- [STATED PROBLEM]
Transcribe the forum post below about goslings, young woodpeckers and two pigeons in full, keeping every word and mark unchanged.

- [DOCUMENT SEGMENT]
# Goslings, baby woodpeckers and our guys



## minimonkey (Apr 7, 2005)

Hi, all... Been a while since we've posted, but we've certainly been lurking and keeping up on the posts. Anyway, please see the link below for some pictures of goslings and juvenile woodpeckers taken over the 4th of July holiday at our family's mountain cabin. The woodpeckers, as you can see, most happily made a nest in our cabin itself!  We counted four, in all, I believe -- two colored guys, maybe the boys?, and two not-so-colored ones. They flew the coop for good two days after these photos were taken. Next step? Board up the hole in our wall! Sorry the ones of the mama and the little brown one are blurry.  The goslings were very cute; watching the little guys try to nobly flap their wing stubs was droll indeed. And, of course, what would a photo album be without an update of the two squabs we had to take in in late April. Prospero & Persephone will be three months on July 19. The photos titled P, P3 and P4 were taken today. The others were taken in early and mid June. Hope you enjoy the pictures as much as we did! Birds, and especially pigeons, are such amazing creatures!

- [EXTRACTED DATA]

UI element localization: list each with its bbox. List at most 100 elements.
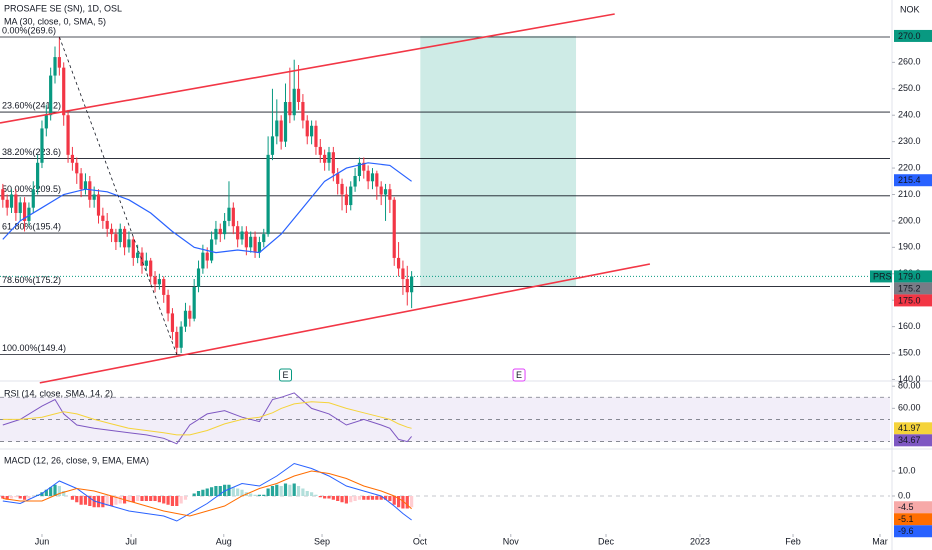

--

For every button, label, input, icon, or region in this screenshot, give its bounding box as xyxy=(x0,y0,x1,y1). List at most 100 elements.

--

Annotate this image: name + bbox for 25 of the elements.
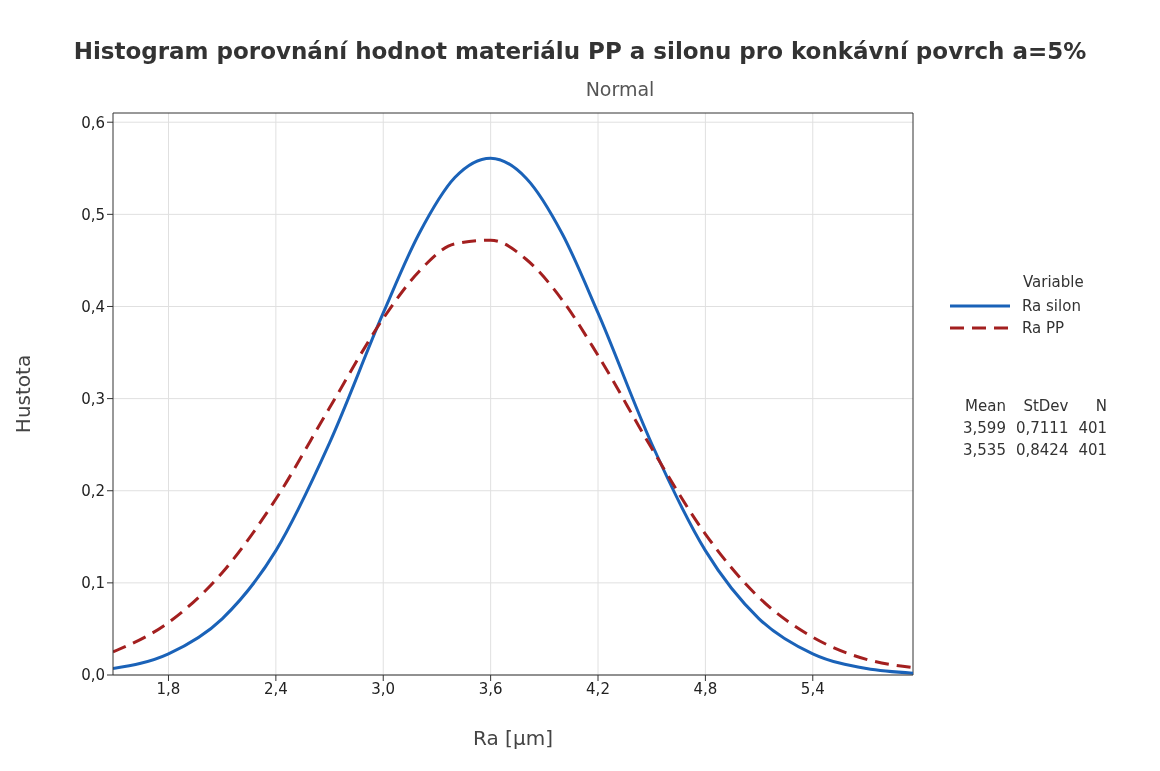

- [EXERCISE RESULT]
# Goslings, baby woodpeckers and our guys



## minimonkey (Apr 7, 2005)

Hi, all... Been a while since we've posted, but we've certainly been lurking and keeping up on the posts. Anyway, please see the link below for some pictures of goslings and juvenile woodpeckers taken over the 4th of July holiday at our family's mountain cabin. The woodpeckers, as you can see, most happily made a nest in our cabin itself!  We counted four, in all, I believe -- two colored guys, maybe the boys?, and two not-so-colored ones. They flew the coop for good two days after these photos were taken. Next step? Board up the hole in our wall! Sorry the ones of the mama and the little brown one are blurry.  The goslings were very cute; watching the little guys try to nobly flap their wing stubs was droll indeed. And, of course, what would a photo album be without an update of the two squabs we had to take in in late April. Prospero & Persephone will be three months on July 19. The photos titled P, P3 and P4 were taken today. The others were taken in early and mid June. Hope you enjoy the pictures as much as we did! Birds, and especially pigeons, are such amazing creatures!